[Extrait retenu]
C’est cette liaison organique avec la France qui incite à penser que le Réseau international des instituts Pasteur est un instrument de la diplomatie scientifique française dans le monde.
En théorie, pourtant, les instituts Pasteur sont supposés être des établissements nationaux autonomes, qui, sous des structures juridiques variables, appartiennent au pays dans lesquels ils sont situés. Dans la réalité, leur présence et leurs ambitions internationales restent limitées par l’appartenance au RIIP qui, fort de son poids international acquis grâce aux différents membres du réseau, jouit d’un statut d’observateur auprès de l’Organisation mondiale de la santé.
Gouvernance, finances…
Le financement des activités du réseau est assuré par une cotisation mensuelle des instituts membres. Un fonds qui permet de financer « les cours internationaux et l’organisation de réunions régionales sur les cinq continents ».

[Matériel fourni]
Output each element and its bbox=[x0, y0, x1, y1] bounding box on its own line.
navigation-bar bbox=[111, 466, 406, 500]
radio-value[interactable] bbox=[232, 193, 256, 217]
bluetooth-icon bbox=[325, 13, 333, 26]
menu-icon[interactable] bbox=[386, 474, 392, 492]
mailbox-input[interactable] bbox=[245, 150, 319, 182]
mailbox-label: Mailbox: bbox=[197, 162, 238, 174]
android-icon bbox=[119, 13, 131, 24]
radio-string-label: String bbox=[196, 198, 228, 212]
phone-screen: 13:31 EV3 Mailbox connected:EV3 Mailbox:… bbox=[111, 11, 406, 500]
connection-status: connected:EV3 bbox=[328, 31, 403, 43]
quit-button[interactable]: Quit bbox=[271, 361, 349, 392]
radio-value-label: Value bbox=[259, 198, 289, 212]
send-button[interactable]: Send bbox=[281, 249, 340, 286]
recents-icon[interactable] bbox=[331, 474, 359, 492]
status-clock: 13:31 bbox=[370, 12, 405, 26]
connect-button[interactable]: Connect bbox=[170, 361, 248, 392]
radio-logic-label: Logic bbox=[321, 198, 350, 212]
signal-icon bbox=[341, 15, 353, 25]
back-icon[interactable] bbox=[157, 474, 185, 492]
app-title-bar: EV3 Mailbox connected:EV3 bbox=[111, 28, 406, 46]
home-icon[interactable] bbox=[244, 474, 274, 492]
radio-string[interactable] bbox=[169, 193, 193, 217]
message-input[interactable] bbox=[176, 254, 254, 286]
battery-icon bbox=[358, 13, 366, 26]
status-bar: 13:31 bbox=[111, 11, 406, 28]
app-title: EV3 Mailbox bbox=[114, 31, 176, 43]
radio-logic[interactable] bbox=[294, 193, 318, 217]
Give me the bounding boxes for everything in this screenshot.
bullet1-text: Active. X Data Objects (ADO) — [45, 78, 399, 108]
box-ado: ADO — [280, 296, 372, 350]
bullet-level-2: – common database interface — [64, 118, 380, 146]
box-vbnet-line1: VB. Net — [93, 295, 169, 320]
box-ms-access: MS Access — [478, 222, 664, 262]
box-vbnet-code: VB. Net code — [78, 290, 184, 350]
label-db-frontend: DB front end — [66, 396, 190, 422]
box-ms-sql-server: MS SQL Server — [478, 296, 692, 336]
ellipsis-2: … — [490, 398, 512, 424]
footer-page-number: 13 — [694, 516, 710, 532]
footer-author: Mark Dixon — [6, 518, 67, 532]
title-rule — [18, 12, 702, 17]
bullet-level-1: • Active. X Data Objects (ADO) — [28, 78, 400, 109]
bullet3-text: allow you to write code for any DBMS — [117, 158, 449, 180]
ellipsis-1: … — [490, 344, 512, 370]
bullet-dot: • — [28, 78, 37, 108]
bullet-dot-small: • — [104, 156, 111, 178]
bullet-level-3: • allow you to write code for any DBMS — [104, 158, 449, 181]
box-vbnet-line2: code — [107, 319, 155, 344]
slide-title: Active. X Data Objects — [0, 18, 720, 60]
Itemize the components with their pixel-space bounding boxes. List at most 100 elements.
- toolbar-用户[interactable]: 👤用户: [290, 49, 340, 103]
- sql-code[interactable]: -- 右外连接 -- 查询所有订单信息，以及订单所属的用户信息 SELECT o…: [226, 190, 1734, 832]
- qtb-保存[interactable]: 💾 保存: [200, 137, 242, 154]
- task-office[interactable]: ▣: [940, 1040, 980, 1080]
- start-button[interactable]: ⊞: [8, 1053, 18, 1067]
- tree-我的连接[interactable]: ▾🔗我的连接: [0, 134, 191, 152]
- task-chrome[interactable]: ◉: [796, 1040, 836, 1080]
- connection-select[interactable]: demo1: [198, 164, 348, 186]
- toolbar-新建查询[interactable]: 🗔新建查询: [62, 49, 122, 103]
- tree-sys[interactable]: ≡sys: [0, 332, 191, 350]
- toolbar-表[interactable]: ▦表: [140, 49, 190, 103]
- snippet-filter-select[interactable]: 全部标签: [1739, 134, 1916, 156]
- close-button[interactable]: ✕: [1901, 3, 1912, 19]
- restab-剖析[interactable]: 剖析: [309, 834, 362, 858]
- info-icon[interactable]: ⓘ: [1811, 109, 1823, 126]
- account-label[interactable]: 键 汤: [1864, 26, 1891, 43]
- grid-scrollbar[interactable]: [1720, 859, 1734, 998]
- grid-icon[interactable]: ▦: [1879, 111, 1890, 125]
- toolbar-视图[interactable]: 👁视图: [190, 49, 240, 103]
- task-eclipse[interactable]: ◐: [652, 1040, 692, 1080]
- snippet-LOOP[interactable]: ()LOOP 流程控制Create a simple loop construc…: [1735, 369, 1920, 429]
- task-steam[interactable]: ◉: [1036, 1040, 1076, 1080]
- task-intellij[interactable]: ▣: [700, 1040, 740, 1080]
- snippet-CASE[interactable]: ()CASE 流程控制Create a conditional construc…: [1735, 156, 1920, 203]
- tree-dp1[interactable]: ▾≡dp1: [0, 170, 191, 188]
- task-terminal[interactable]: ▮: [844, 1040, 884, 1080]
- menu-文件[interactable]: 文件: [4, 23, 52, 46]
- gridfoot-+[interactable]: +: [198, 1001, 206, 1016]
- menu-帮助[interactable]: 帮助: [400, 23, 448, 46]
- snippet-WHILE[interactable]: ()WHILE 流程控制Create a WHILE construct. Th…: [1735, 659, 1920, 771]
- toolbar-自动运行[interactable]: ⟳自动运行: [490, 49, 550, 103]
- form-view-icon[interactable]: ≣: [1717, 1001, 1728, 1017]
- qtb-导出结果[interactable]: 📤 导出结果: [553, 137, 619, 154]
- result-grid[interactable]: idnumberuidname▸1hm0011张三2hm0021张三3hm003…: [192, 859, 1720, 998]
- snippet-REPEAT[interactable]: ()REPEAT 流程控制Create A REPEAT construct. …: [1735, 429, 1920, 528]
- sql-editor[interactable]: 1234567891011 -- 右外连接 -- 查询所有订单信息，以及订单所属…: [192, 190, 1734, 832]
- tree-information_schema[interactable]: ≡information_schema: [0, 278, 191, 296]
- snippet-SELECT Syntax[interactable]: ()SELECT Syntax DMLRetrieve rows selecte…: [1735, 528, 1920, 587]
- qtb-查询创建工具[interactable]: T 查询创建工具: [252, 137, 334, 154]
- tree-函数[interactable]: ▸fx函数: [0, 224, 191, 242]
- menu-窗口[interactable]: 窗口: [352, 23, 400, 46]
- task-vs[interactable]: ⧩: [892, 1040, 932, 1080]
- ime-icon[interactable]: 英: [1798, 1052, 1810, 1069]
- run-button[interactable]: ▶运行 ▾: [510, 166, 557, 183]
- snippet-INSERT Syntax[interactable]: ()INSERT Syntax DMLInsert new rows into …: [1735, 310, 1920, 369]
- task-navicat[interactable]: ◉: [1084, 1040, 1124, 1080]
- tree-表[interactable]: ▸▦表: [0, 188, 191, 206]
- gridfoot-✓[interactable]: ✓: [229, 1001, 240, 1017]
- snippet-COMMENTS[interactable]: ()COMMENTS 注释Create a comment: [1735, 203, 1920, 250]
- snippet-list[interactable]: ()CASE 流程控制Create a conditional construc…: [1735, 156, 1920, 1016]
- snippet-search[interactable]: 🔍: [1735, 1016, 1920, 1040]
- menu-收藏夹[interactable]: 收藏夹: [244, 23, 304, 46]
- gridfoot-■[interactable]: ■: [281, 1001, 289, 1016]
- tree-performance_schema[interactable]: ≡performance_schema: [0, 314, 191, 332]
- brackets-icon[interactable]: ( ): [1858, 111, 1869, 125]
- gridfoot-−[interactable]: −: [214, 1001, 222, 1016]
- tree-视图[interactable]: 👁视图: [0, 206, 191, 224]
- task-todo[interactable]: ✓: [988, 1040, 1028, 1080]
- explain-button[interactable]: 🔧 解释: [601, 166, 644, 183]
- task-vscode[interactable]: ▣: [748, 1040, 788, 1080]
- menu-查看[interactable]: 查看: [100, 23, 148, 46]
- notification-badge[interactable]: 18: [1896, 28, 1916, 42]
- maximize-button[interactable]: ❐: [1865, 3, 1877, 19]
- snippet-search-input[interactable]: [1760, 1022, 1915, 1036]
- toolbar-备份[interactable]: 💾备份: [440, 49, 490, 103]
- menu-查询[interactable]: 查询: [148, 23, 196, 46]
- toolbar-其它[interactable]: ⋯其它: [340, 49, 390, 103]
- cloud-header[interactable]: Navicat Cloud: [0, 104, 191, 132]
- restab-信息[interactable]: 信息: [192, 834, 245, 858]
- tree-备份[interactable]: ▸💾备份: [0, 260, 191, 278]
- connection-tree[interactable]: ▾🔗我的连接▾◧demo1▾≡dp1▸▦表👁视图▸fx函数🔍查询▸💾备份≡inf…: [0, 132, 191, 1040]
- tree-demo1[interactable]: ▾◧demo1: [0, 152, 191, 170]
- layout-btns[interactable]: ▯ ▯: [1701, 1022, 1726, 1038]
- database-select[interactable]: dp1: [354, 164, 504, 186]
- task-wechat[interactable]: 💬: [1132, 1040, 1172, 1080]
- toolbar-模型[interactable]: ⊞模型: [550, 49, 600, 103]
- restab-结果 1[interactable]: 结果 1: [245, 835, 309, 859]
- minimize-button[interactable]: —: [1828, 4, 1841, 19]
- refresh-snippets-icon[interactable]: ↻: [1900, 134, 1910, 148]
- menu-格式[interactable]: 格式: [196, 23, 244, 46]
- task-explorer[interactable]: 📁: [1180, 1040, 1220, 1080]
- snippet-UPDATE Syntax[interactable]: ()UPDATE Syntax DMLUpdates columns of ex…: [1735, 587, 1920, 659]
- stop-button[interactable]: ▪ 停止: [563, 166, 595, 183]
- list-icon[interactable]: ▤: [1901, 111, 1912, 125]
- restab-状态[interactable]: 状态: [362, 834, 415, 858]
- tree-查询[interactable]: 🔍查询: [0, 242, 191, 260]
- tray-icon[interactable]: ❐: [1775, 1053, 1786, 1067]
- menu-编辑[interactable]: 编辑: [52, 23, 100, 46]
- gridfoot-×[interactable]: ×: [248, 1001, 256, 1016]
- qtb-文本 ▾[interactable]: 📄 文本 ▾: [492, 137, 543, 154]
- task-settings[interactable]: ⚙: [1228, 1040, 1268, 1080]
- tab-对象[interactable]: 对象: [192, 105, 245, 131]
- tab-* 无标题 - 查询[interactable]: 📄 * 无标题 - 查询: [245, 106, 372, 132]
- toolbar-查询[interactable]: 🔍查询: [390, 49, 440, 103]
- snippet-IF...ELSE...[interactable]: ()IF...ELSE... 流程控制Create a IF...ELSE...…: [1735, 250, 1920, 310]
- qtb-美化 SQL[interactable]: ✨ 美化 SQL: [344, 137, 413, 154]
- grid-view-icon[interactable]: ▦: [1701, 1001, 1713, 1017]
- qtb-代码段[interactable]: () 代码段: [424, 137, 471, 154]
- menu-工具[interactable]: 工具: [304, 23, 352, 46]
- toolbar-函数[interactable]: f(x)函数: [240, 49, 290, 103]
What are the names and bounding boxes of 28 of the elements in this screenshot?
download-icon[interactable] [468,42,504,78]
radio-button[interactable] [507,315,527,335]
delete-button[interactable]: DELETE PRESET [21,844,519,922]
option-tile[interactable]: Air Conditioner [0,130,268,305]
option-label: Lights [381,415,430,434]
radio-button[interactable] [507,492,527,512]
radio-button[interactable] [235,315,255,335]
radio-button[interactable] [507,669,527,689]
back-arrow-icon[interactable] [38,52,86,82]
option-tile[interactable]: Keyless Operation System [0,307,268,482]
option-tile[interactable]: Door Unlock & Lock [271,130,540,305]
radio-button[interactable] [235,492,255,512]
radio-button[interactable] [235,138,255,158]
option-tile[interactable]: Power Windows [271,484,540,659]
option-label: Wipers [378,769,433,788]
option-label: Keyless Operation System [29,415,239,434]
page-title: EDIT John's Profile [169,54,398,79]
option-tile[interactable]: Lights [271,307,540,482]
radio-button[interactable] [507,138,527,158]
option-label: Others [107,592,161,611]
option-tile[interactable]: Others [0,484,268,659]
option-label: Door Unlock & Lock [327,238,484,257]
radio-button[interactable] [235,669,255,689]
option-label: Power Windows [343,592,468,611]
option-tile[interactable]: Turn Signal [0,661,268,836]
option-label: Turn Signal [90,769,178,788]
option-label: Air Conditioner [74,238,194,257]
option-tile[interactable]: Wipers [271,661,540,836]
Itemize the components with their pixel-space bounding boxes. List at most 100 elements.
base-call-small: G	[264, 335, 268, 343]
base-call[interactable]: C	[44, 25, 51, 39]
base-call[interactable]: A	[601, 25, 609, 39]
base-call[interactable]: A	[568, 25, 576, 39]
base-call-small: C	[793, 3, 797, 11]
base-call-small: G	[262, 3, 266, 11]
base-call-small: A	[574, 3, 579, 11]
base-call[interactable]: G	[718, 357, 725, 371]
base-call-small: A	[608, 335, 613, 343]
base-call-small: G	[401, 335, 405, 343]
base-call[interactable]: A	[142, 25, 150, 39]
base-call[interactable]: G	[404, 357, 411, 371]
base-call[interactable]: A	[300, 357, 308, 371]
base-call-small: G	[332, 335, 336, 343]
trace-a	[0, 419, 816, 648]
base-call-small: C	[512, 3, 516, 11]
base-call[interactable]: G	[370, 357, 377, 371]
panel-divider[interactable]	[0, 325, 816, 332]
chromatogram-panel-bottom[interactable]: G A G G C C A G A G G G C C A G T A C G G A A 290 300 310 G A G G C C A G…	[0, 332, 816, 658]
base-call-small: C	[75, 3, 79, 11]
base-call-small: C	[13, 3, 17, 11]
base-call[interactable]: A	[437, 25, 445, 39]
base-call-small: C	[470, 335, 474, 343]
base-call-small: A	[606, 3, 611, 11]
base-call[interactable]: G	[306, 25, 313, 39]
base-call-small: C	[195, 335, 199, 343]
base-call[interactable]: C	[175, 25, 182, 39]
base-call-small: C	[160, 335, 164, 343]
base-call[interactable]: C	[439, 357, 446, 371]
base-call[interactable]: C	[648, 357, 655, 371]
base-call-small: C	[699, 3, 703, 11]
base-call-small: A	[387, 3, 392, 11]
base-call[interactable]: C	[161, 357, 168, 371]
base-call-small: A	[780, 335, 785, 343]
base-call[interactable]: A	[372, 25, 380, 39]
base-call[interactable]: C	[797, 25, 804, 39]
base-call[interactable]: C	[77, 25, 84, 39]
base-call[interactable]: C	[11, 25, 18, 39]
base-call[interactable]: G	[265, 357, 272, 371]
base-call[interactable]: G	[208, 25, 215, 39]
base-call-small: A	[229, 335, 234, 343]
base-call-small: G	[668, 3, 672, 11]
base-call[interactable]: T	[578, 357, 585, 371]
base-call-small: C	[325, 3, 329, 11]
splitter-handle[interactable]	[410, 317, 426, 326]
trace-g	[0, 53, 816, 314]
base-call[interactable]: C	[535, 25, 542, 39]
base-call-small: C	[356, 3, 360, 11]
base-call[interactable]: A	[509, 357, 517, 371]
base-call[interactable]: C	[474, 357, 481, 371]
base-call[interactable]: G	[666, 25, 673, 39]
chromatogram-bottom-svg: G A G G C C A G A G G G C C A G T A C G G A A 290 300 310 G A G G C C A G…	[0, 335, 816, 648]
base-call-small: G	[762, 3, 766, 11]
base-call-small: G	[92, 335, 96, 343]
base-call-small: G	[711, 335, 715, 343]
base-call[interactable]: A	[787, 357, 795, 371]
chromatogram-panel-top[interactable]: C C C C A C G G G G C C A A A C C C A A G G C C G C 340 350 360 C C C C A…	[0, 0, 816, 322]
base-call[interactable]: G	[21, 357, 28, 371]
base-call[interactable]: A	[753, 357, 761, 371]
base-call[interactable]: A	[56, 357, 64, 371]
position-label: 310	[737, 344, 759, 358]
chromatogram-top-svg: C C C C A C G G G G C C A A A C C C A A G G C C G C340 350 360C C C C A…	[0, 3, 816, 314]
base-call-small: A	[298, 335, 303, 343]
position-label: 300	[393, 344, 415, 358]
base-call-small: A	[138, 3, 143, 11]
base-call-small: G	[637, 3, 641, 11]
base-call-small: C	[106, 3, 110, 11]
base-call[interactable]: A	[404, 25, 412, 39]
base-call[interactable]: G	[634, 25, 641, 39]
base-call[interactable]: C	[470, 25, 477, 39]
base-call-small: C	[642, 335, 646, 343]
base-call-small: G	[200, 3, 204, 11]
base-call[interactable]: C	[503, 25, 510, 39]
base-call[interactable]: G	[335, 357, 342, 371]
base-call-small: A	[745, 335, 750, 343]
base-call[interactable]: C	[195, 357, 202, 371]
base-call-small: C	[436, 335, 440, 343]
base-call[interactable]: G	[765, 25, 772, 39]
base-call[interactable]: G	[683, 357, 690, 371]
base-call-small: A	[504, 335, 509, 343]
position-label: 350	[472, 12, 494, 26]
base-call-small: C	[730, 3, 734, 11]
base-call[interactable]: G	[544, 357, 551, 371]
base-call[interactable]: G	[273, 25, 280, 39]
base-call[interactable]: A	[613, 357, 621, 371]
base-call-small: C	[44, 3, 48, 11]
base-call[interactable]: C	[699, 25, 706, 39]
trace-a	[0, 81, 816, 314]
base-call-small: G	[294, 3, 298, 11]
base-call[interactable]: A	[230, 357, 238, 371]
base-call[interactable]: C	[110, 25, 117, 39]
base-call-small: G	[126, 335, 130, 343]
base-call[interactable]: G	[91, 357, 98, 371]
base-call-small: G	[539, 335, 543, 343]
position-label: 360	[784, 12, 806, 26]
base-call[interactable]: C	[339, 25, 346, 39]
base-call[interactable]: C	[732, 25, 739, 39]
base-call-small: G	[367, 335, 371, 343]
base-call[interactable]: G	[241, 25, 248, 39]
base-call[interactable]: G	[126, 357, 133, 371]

[Consigne]
D'après l'extrait sur le Réseau international des instituts Pasteur, comment le financement des activités du réseau est-il assuré ? Le matériel fourni n'est pas nécessaire ici.

[Corrigé]
Il est assuré par une cotisation mensuelle des instituts membres.